(EXERCISE TASK) Copy all the data exactly, except the pictures.

(Collection entries)
--*--

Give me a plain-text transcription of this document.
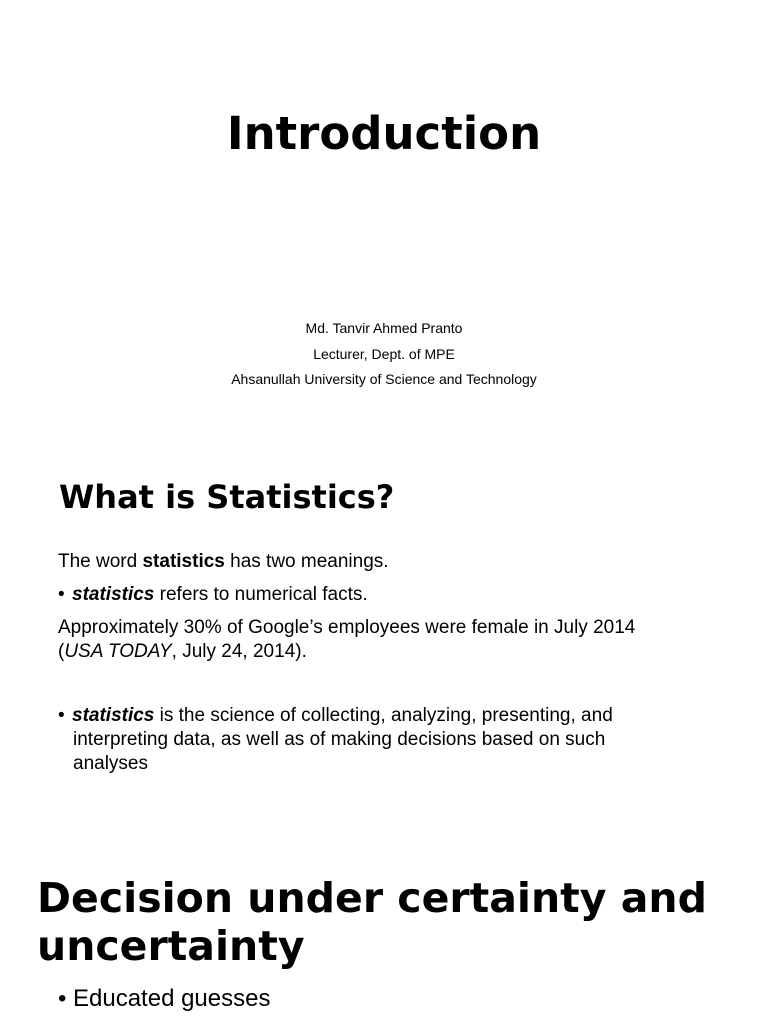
Introduction
Md. Tanvir Ahmed Pranto
Lecturer, Dept. of MPE
Ahsanullah University of Science and Technology
What is Statistics?
The word statistics has two meanings.
• statistics refers to numerical facts.
Approximately 30% of Google’s employees were female in July 2014
(USA TODAY, July 24, 2014).
• statistics is the science of collecting, analyzing, presenting, and
interpreting data, as well as of making decisions based on such
analyses
Decision under certainty and uncertainty
• Educated guesses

--*--

(CORRECT RESPONSE)
Give me a plain-text transcription of this document.
Introduction
Md. Tanvir Ahmed Pranto
Lecturer, Dept. of MPE
Ahsanullah University of Science and Technology
What is Statistics?
The word statistics has two meanings.
• statistics refers to numerical facts.
Approximately 30% of Google’s employees were female in July 2014
(USA TODAY, July 24, 2014).
• statistics is the science of collecting, analyzing, presenting, and
interpreting data, as well as of making decisions based on such
analyses
Decision under certainty and uncertainty
• Educated guesses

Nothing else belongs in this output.